SET EXERCISE: Leaving out all images, write out the records that follow exactly.

(Collected data entries)

——

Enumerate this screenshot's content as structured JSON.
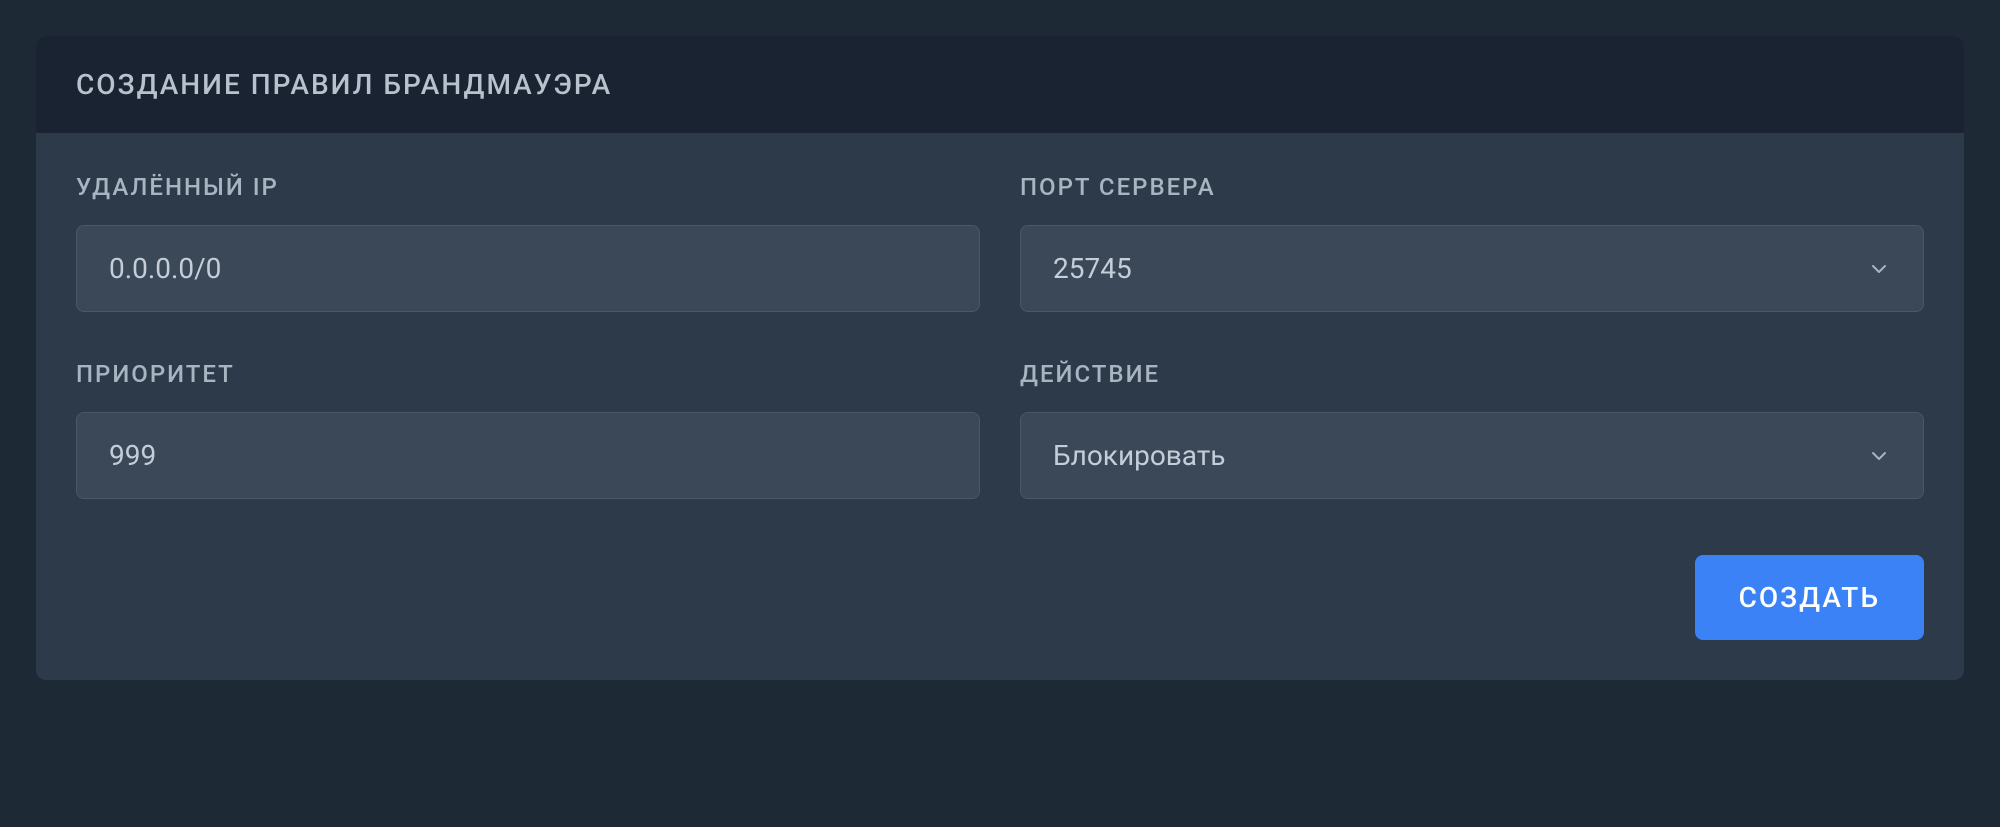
{
  "panel": {
    "title": "СОЗДАНИЕ ПРАВИЛ БРАНДМАУЭРА"
  },
  "form": {
    "remote_ip": {
      "label": "УДАЛЁННЫЙ IP",
      "value": "0.0.0.0/0"
    },
    "server_port": {
      "label": "ПОРТ СЕРВЕРА",
      "selected": "25745"
    },
    "priority": {
      "label": "ПРИОРИТЕТ",
      "value": "999"
    },
    "action": {
      "label": "ДЕЙСТВИЕ",
      "selected": "Блокировать"
    }
  },
  "buttons": {
    "create": "СОЗДАТЬ"
  }
}
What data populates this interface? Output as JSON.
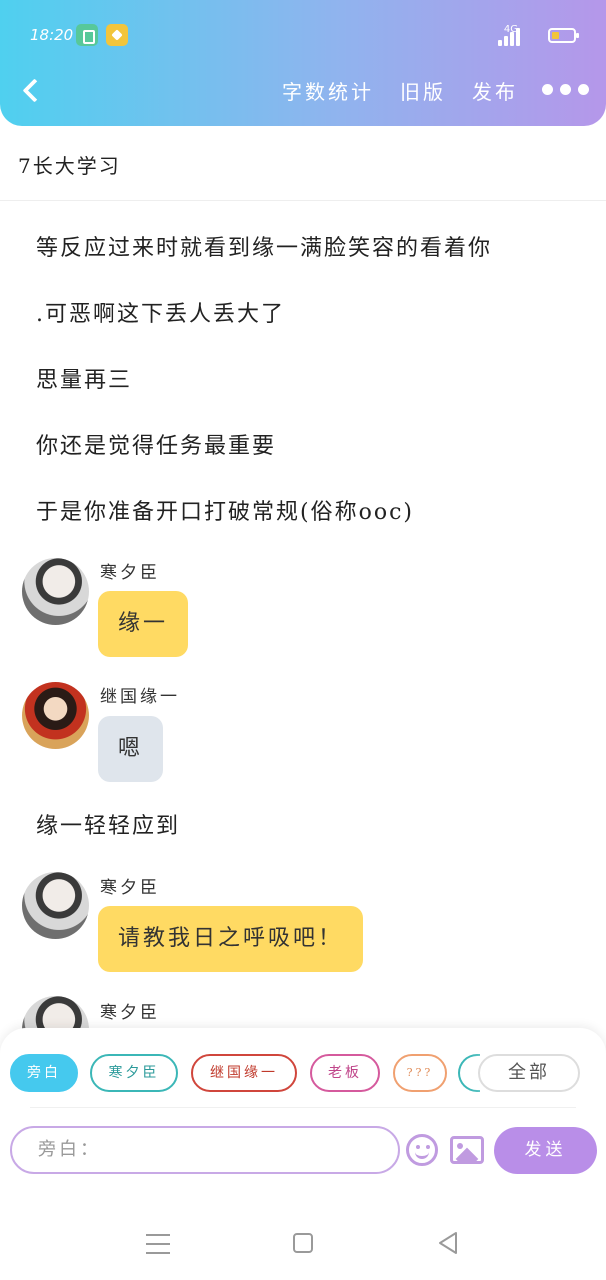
{
  "status_bar": {
    "time": "18:20",
    "network": "4G"
  },
  "header": {
    "actions": {
      "word_count": "字数统计",
      "old_version": "旧版",
      "publish": "发布"
    }
  },
  "document": {
    "title": "7长大学习"
  },
  "narration": [
    "等反应过来时就看到缘一满脸笑容的看着你",
    ".可恶啊这下丢人丢大了",
    "思量再三",
    "你还是觉得任务最重要",
    "于是你准备开口打破常规(俗称ooc)"
  ],
  "messages": [
    {
      "speaker": "寒夕臣",
      "text": "缘一"
    },
    {
      "speaker": "继国缘一",
      "text": "嗯"
    },
    {
      "narration": "缘一轻轻应到"
    },
    {
      "speaker": "寒夕臣",
      "text": "请教我日之呼吸吧！"
    },
    {
      "speaker": "寒夕臣"
    }
  ],
  "roles": {
    "chips": [
      "旁白",
      "寒夕臣",
      "继国缘一",
      "老板",
      "???"
    ],
    "all": "全部",
    "colors": {
      "active": "#45c9ee",
      "han": "#3bb7b7",
      "yuan": "#d0463c",
      "boss": "#d55a9d",
      "unknown": "#f0a070"
    }
  },
  "composer": {
    "placeholder": "旁白：",
    "send": "发送"
  },
  "colors": {
    "header_start": "#4fd0ef",
    "header_end": "#b597ea",
    "bubble_yellow": "#ffda63",
    "bubble_gray": "#dfe5ec",
    "send": "#b98ee8"
  }
}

——

RESULT:
Enumerate this screenshot's content as structured JSON.
{
  "panel": {
    "title": "СОЗДАНИЕ ПРАВИЛ БРАНДМАУЭРА"
  },
  "form": {
    "remote_ip": {
      "label": "УДАЛЁННЫЙ IP",
      "value": "0.0.0.0/0"
    },
    "server_port": {
      "label": "ПОРТ СЕРВЕРА",
      "selected": "25745"
    },
    "priority": {
      "label": "ПРИОРИТЕТ",
      "value": "999"
    },
    "action": {
      "label": "ДЕЙСТВИЕ",
      "selected": "Блокировать"
    }
  },
  "buttons": {
    "create": "СОЗДАТЬ"
  }
}
What data populates this interface? Output as JSON.
{
  "status_bar": {
    "time": "18:20",
    "network": "4G"
  },
  "header": {
    "actions": {
      "word_count": "字数统计",
      "old_version": "旧版",
      "publish": "发布"
    }
  },
  "document": {
    "title": "7长大学习"
  },
  "narration": [
    "等反应过来时就看到缘一满脸笑容的看着你",
    ".可恶啊这下丢人丢大了",
    "思量再三",
    "你还是觉得任务最重要",
    "于是你准备开口打破常规(俗称ooc)"
  ],
  "messages": [
    {
      "speaker": "寒夕臣",
      "text": "缘一"
    },
    {
      "speaker": "继国缘一",
      "text": "嗯"
    },
    {
      "narration": "缘一轻轻应到"
    },
    {
      "speaker": "寒夕臣",
      "text": "请教我日之呼吸吧！"
    },
    {
      "speaker": "寒夕臣"
    }
  ],
  "roles": {
    "chips": [
      "旁白",
      "寒夕臣",
      "继国缘一",
      "老板",
      "???"
    ],
    "all": "全部",
    "colors": {
      "active": "#45c9ee",
      "han": "#3bb7b7",
      "yuan": "#d0463c",
      "boss": "#d55a9d",
      "unknown": "#f0a070"
    }
  },
  "composer": {
    "placeholder": "旁白：",
    "send": "发送"
  },
  "colors": {
    "header_start": "#4fd0ef",
    "header_end": "#b597ea",
    "bubble_yellow": "#ffda63",
    "bubble_gray": "#dfe5ec",
    "send": "#b98ee8"
  }
}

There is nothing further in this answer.